▶ _TASK TO COMPLETE_
Give only the number of lines in the records that include the string "your".

▶ _DATA SECTION_
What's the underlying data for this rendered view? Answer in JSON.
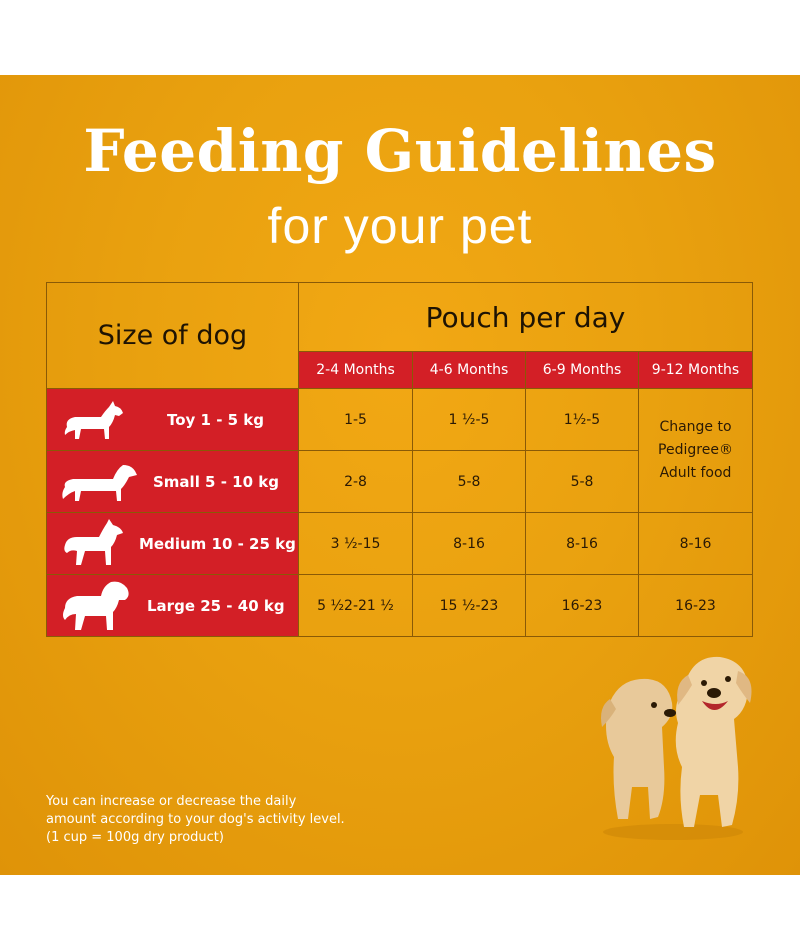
{
  "title": "Feeding Guidelines",
  "subtitle": "for your pet",
  "table": {
    "size_header": "Size of dog",
    "pouch_header": "Pouch per day",
    "months": [
      "2-4 Months",
      "4-6 Months",
      "6-9 Months",
      "9-12 Months"
    ],
    "rows": [
      {
        "size": "Toy 1 - 5 kg",
        "icon": "toy-dog-icon",
        "values": [
          "1-5",
          "1 ½-5",
          "1½-5"
        ]
      },
      {
        "size": "Small 5 - 10 kg",
        "icon": "small-dog-icon",
        "values": [
          "2-8",
          "5-8",
          "5-8"
        ]
      },
      {
        "size": "Medium 10 - 25 kg",
        "icon": "medium-dog-icon",
        "values": [
          "3 ½-15",
          "8-16",
          "8-16",
          "8-16"
        ]
      },
      {
        "size": "Large 25 - 40 kg",
        "icon": "large-dog-icon",
        "values": [
          "5 ½2-21 ½",
          "15 ½-23",
          "16-23",
          "16-23"
        ]
      }
    ],
    "merged_note": "Change to Pedigree® Adult food"
  },
  "footnote": "You can increase or decrease the daily amount according to your dog's activity level. (1 cup = 100g dry product)",
  "colors": {
    "background": "#e9a10f",
    "red": "#d31f26",
    "text": "#ffffff"
  }
}
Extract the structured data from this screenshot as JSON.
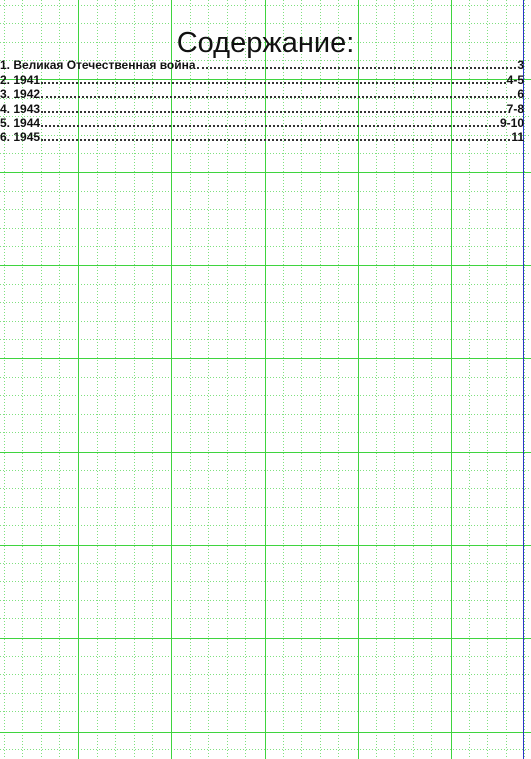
{
  "document": {
    "title": "Содержание:",
    "toc": [
      {
        "label": "1. Великая Отечественная война",
        "page": "3"
      },
      {
        "label": "2. 1941",
        "page": "4-5"
      },
      {
        "label": "3. 1942",
        "page": "6"
      },
      {
        "label": "4. 1943",
        "page": "7-8"
      },
      {
        "label": "5. 1944",
        "page": "9-10"
      },
      {
        "label": "6. 1945",
        "page": "11"
      }
    ]
  },
  "colors": {
    "major_grid": "#3fd43f",
    "minor_grid": "#7fe07f",
    "page_edge": "#2a35c8",
    "text": "#111111"
  }
}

▶ _COMPLETE RESPONSE_
2